What is needed: Look through the listing for the word "brand". Copy each line that has it.

Figure content listings
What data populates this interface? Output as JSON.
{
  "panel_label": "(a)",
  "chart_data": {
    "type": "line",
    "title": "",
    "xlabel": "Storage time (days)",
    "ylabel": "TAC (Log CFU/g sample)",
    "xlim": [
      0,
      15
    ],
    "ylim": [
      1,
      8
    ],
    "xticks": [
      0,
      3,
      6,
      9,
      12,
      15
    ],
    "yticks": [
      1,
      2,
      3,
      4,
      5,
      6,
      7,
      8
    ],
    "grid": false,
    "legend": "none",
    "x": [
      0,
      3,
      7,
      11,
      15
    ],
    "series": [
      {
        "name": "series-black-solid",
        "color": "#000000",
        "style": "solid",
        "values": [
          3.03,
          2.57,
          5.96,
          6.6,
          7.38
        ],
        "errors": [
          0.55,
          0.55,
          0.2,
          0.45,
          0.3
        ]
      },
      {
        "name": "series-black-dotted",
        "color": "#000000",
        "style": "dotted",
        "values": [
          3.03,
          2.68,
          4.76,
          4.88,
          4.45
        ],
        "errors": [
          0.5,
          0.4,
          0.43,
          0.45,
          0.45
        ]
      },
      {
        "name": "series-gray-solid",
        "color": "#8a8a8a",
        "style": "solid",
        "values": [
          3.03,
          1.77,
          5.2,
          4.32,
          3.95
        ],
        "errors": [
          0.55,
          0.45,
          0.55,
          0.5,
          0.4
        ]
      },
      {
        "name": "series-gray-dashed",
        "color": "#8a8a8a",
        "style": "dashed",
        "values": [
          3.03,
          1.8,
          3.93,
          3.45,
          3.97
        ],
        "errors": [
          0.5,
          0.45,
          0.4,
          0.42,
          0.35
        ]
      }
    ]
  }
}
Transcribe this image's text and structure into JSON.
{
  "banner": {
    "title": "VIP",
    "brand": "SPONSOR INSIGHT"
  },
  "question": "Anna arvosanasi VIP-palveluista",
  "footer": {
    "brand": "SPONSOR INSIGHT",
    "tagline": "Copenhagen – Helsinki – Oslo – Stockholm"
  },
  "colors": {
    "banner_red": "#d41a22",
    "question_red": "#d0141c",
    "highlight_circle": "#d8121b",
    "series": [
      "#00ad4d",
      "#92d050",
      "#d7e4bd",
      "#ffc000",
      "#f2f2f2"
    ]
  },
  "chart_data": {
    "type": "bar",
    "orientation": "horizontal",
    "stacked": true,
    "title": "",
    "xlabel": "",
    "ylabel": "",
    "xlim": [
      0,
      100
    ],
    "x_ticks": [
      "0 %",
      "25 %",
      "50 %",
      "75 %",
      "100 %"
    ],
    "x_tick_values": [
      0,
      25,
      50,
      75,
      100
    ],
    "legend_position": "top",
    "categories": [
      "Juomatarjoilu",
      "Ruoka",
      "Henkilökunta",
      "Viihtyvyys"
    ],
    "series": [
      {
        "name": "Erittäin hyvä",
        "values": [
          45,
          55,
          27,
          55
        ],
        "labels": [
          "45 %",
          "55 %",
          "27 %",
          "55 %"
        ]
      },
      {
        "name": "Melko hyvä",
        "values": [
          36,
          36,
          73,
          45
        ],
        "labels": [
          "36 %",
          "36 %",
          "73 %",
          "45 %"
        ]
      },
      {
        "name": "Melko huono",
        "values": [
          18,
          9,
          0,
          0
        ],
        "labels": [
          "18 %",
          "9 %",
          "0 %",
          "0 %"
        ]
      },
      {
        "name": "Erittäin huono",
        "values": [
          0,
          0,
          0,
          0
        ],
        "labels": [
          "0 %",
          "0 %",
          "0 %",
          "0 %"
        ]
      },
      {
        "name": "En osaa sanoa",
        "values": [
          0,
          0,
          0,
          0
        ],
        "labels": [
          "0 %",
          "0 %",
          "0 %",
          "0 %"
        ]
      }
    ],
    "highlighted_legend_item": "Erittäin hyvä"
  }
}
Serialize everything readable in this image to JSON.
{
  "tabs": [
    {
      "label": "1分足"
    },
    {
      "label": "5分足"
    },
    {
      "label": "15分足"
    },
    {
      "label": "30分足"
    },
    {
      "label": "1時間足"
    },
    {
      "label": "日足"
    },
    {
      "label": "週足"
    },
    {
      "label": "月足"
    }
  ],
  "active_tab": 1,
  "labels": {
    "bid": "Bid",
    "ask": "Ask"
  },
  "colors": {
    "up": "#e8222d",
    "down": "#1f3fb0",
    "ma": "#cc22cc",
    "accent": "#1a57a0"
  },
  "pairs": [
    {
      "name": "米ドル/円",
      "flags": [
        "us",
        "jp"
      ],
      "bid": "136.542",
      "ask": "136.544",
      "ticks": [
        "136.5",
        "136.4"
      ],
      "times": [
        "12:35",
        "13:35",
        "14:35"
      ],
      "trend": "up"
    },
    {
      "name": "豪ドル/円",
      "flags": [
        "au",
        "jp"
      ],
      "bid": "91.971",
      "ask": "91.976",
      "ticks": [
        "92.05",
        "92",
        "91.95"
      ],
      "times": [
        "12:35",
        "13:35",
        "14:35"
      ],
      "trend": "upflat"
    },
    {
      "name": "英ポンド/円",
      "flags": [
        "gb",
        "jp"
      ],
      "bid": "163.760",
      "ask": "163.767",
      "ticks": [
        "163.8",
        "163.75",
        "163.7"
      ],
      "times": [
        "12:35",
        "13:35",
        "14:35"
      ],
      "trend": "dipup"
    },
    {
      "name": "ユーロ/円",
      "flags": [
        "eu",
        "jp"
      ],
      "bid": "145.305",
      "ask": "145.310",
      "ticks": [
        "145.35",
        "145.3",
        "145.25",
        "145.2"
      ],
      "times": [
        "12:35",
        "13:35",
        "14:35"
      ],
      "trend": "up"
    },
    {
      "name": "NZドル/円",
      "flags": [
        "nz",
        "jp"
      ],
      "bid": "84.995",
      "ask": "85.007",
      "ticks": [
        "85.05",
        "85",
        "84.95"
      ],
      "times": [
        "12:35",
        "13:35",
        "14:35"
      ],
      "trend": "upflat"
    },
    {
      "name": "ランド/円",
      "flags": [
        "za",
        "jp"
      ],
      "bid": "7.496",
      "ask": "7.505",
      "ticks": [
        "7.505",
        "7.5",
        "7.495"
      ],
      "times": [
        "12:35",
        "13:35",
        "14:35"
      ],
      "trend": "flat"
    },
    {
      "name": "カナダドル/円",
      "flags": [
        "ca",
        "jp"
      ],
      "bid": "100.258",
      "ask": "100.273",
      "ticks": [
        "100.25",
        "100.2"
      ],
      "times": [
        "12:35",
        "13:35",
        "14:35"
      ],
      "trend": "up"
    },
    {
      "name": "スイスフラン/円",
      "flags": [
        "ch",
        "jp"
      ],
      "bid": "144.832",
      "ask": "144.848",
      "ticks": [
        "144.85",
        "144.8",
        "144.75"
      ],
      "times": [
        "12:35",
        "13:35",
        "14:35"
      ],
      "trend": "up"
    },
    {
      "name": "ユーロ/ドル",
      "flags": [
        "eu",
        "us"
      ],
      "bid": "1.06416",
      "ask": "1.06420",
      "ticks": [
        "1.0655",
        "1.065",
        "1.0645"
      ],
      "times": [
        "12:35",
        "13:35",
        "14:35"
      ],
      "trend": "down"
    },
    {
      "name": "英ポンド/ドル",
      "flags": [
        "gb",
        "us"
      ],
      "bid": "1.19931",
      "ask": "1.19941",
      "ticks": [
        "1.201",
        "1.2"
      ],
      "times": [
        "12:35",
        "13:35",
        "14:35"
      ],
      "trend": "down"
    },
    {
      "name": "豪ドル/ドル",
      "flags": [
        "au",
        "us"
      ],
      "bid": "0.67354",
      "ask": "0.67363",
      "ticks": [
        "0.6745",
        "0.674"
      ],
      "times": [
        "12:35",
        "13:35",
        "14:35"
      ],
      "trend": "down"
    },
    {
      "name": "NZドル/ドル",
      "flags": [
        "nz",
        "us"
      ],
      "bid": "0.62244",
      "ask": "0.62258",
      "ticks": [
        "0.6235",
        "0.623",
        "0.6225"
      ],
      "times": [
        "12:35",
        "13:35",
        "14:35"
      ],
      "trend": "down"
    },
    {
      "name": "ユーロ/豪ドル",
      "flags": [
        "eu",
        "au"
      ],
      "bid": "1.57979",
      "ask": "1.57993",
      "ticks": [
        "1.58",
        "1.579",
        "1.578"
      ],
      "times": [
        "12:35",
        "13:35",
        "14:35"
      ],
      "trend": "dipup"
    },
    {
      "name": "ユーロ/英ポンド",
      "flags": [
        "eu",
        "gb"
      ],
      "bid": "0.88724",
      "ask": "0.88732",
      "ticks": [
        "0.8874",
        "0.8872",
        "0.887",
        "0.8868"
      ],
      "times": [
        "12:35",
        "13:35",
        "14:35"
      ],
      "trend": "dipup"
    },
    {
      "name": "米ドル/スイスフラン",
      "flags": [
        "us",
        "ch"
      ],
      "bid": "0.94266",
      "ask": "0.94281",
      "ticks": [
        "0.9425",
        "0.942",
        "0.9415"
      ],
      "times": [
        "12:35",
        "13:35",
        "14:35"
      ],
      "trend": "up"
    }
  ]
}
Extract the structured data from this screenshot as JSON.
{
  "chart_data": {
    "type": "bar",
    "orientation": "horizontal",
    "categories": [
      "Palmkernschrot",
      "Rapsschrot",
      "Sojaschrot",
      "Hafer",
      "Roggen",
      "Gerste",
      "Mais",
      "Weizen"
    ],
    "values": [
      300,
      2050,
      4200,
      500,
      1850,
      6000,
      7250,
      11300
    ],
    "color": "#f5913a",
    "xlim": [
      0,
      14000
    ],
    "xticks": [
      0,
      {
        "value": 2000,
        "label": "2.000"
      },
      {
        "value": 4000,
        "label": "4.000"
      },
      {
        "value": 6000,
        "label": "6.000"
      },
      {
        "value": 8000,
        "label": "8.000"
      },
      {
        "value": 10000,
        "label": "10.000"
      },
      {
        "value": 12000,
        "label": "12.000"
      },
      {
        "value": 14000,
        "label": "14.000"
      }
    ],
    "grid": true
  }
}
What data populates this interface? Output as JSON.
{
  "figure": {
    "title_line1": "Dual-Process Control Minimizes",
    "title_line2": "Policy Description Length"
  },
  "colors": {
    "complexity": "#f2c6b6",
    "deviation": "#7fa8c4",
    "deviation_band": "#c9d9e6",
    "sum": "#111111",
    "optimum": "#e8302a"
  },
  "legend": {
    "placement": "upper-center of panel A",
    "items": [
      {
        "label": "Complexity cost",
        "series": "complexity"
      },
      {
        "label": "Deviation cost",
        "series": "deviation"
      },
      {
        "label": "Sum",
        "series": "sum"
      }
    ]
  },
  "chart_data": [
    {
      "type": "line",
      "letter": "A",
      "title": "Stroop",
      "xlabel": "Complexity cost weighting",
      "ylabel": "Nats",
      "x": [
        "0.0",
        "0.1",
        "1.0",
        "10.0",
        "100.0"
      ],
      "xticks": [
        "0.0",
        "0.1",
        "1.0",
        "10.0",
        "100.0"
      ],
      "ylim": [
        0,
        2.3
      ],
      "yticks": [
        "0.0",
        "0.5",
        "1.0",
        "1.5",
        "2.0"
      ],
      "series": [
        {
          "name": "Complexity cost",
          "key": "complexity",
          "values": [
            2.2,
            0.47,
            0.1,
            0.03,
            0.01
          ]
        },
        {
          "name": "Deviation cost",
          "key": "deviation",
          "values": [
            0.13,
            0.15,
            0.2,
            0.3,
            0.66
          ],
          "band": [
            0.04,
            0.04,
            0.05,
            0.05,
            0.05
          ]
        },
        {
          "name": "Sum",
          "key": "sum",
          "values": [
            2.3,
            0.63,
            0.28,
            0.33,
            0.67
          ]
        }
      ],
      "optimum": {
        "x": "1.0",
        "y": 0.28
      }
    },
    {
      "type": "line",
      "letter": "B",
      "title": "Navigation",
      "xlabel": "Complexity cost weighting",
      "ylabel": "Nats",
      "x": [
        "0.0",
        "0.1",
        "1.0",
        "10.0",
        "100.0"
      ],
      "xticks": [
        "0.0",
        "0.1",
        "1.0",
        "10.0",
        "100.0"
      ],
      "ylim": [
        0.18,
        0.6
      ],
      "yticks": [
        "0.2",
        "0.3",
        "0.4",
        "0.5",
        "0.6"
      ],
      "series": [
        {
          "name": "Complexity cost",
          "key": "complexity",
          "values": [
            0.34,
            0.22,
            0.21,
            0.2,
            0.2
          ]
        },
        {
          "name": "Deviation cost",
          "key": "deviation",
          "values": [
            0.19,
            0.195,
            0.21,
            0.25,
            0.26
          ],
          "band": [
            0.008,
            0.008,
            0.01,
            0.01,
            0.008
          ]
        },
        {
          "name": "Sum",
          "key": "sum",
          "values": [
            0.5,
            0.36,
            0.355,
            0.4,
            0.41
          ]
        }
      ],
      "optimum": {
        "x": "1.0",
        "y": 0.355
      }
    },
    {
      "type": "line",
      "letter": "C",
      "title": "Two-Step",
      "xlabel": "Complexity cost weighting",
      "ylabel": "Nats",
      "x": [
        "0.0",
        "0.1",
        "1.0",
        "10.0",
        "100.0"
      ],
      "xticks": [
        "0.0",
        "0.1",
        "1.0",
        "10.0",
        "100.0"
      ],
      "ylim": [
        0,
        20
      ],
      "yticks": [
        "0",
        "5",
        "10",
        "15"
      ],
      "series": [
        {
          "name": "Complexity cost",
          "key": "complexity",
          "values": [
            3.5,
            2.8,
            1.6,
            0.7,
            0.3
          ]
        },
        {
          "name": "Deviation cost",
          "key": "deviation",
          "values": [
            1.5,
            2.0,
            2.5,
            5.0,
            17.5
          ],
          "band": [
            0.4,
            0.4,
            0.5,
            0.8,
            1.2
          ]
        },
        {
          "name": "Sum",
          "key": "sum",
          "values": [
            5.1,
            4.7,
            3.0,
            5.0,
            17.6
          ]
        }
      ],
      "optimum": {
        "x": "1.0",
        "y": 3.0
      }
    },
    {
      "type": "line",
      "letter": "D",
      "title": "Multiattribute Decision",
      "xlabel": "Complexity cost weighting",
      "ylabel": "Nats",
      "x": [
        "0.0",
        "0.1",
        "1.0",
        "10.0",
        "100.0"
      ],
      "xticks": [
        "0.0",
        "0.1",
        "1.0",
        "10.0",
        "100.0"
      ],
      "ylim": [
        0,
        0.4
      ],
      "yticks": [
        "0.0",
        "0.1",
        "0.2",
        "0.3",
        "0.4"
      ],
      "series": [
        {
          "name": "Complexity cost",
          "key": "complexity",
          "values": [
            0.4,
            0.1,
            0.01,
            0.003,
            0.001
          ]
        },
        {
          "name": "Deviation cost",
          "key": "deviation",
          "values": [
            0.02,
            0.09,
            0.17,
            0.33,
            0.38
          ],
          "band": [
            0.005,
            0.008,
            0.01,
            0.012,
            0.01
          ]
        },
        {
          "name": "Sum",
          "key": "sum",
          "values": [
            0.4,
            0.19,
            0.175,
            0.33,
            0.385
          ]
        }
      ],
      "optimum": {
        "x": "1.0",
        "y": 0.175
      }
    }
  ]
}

Exercise solution:
    "brand": "SPONSOR INSIGHT"
    "brand": "SPONSOR INSIGHT",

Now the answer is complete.